:: YOUR OBJECTIVE ::
Return every record below exactly as written, but leave out the pictures.
** Start **
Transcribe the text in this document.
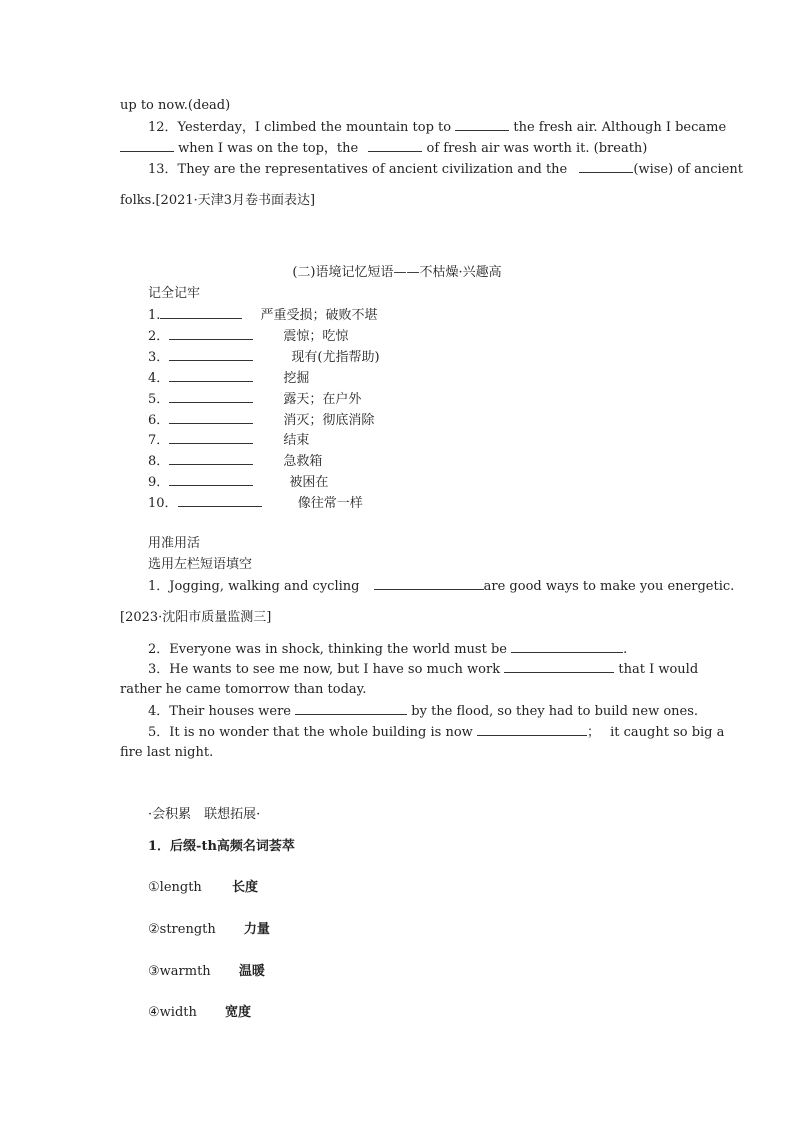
up to now.(dead)
12．Yesterday，I climbed the mountain top to	the fresh air. Although I became
when I was on the top，the	of fresh air was worth it. (breath)
13．They are the representatives of ancient civilization and the	(wise) of ancient
folks.[2021·天津3月卷书面表达]
(二)语境记忆短语——不枯燥·兴趣高
记全记牢
1.	严重受损；破败不堪
2．	震惊；吃惊
3．	现有(尤指帮助)
4．	挖掘
5．	露天；在户外
6．	消灭；彻底消除
7．	结束
8．	急救箱
9．	被困在
10．	像往常一样
用准用活
选用左栏短语填空
1．Jogging, walking and cycling	are good ways to make you energetic.
[2023·沈阳市质量监测三]
2．Everyone was in shock, thinking the world must be	.
3．He wants to see me now, but I have so much work	that I would
rather he came tomorrow than today.
4．Their houses were	by the flood, so they had to build new ones.
5．It is no wonder that the whole building is now	； it caught so big a
fire last night.
·会积累　联想拓展·
1．后缀-th高频名词荟萃
①length 长度
②strength 力量
③warmth 温暖
④width 宽度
** End **
:: EXERCISE RESULT ::
Transcribe the text in this document.
up to now.(dead)
12．Yesterday，I climbed the mountain top to	the fresh air. Although I became
when I was on the top，the	of fresh air was worth it. (breath)
13．They are the representatives of ancient civilization and the	(wise) of ancient
folks.[2021·天津3月卷书面表达]
(二)语境记忆短语——不枯燥·兴趣高
记全记牢
1.	严重受损；破败不堪
2．	震惊；吃惊
3．	现有(尤指帮助)
4．	挖掘
5．	露天；在户外
6．	消灭；彻底消除
7．	结束
8．	急救箱
9．	被困在
10．	像往常一样
用准用活
选用左栏短语填空
1．Jogging, walking and cycling	are good ways to make you energetic.
[2023·沈阳市质量监测三]
2．Everyone was in shock, thinking the world must be	.
3．He wants to see me now, but I have so much work	that I would
rather he came tomorrow than today.
4．Their houses were	by the flood, so they had to build new ones.
5．It is no wonder that the whole building is now	； it caught so big a
fire last night.
·会积累　联想拓展·
1．后缀-th高频名词荟萃
①length 长度
②strength 力量
③warmth 温暖
④width 宽度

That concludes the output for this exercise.